## What you will do:
Separate out the lines that hold "为物理变化".

--

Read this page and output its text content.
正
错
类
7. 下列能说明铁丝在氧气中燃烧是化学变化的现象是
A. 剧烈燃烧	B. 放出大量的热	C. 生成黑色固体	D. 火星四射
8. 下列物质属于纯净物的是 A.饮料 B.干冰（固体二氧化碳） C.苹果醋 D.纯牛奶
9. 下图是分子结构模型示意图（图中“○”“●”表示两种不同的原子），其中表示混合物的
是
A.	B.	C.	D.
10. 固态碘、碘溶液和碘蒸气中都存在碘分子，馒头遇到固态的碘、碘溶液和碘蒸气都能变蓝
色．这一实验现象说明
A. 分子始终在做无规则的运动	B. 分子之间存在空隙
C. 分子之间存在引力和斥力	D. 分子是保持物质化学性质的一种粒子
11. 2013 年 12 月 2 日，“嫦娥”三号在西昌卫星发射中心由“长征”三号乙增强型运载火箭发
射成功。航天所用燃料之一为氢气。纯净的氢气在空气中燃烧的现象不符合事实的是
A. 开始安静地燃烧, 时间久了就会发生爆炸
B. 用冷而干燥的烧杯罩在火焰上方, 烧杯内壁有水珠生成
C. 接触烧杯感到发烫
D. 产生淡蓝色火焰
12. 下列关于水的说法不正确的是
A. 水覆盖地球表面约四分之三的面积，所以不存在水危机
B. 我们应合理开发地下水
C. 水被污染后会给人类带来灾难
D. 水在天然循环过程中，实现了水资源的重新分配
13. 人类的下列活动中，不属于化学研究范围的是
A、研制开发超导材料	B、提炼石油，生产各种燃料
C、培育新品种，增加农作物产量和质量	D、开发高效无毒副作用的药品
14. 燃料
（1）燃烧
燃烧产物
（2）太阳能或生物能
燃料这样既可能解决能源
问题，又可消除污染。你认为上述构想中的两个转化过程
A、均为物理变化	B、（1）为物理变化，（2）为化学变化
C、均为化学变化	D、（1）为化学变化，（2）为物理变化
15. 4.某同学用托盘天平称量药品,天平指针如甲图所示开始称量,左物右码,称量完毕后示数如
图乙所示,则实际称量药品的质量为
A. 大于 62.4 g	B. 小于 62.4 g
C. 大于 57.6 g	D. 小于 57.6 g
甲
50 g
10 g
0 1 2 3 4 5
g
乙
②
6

--

## Complete response:
A、均为物理变化	B、（1）为物理变化，（2）为化学变化
C、均为化学变化	D、（1）为化学变化，（2）为物理变化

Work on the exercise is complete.